> _Selected passage_
## Begin
Free ANSI SQL to Oracle Specific SQL Translator and SQL Tutor

7 01 2011

January 7, 2011

In a recent OTN thread a developer described their difficulty in working with ANSI SQL in Oracle Database 8i (quick show of hands, how many people know why?).  The OP eventually asked:

“I don’t suppose there are any normal-query-sytax-to-freakishly-old-syntax converters out there?”

And John Spencer jokingly replied back:

“Personally, I’m looking for a freakishly-new-syntax-to-normal-query-sytax converter.”
## End
(Dataset excerpt)
## Begin
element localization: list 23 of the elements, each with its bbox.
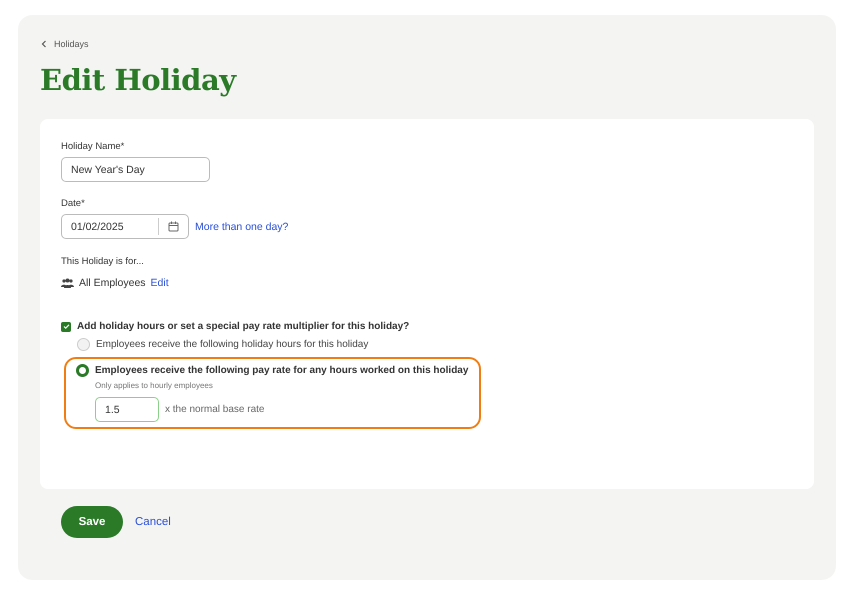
section-label: This Holiday is for... [61,256,145,267]
checkbox[interactable] [61,322,71,332]
chevron-left-icon[interactable] [40,40,48,48]
field-label: Holiday Name* [61,141,126,152]
save-button[interactable]: Save [61,506,123,538]
assignee-text: All Employees [79,277,146,289]
radio-button[interactable] [76,364,89,377]
more-days-link[interactable]: More than one day? [195,220,288,232]
option-label: Employees receive the following pay rate for any hours worked on this holiday [95,365,468,376]
edit-link[interactable]: Edit [150,277,169,289]
calendar-icon[interactable] [168,221,179,232]
date-field[interactable]: 01/02/2025 [61,214,189,239]
cancel-link[interactable]: Cancel [135,516,171,528]
option-label: Employees receive the following holiday hours for this holiday [96,339,368,350]
checkbox-label: Add holiday hours or set a special pay rate multiplier for this holiday? [77,321,410,332]
hint-text: Only applies to hourly employees [95,381,214,390]
people-icon [61,278,74,288]
breadcrumb-link[interactable]: Holidays [54,39,89,49]
page-title: Edit Holiday [40,63,238,97]
multiplier-field[interactable]: 1.5 [95,397,159,422]
field-label: Date* [61,198,86,209]
holiday-name-field[interactable]: New Year's Day [61,157,210,182]
suffix-text: x the normal base rate [165,404,264,415]
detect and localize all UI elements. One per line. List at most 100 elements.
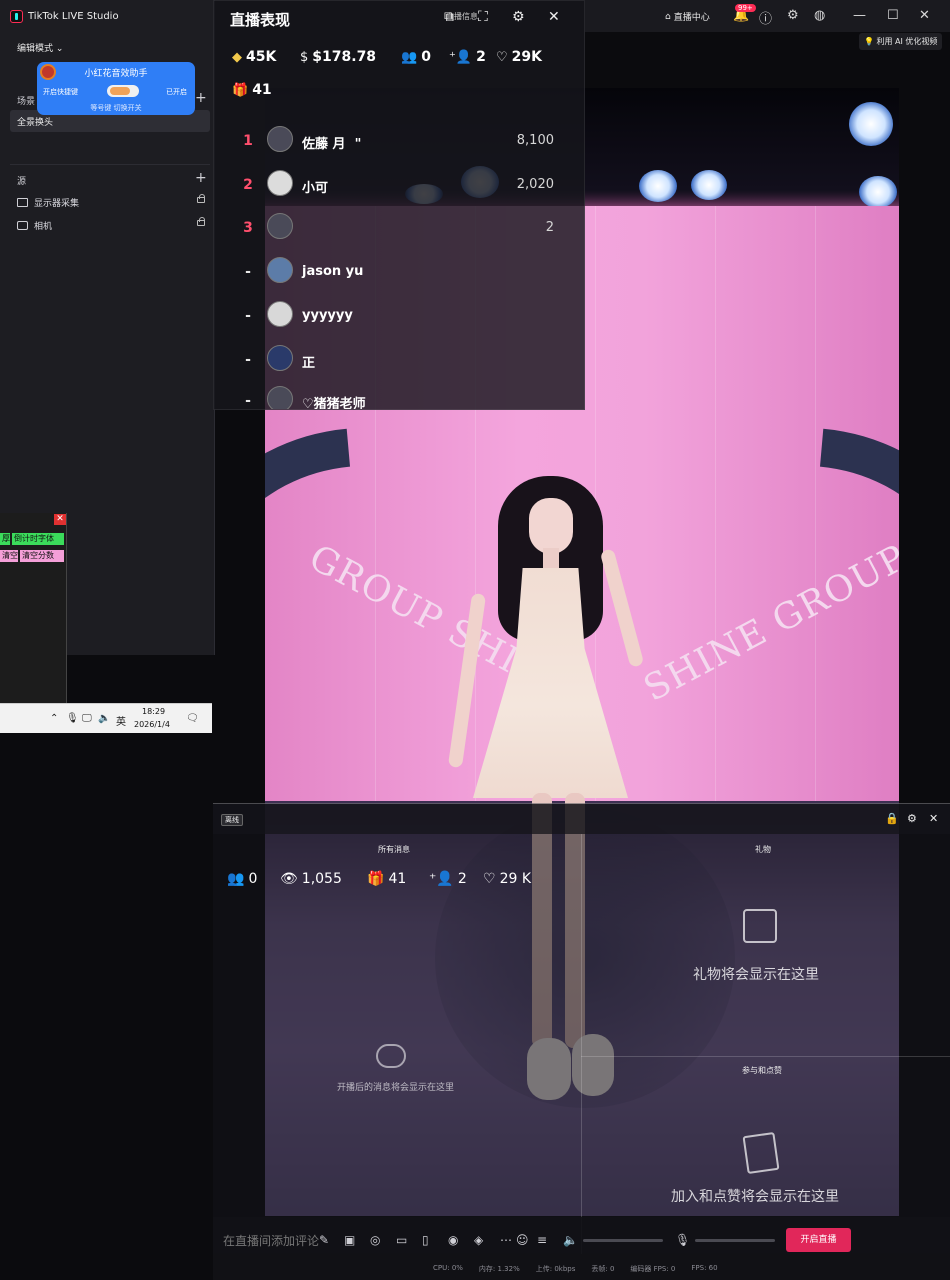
## End
> _Task directions_
Reproduce the entire post about translating ANSI SQL to Oracle-specific SQL verbatim, with every line in its original order.

> _Correct output_
Free ANSI SQL to Oracle Specific SQL Translator and SQL Tutor

7 01 2011

January 7, 2011

In a recent OTN thread a developer described their difficulty in working with ANSI SQL in Oracle Database 8i (quick show of hands, how many people know why?).  The OP eventually asked:

“I don’t suppose there are any normal-query-sytax-to-freakishly-old-syntax converters out there?”

And John Spencer jokingly replied back:

“Personally, I’m looking for a freakishly-new-syntax-to-normal-query-sytax converter.”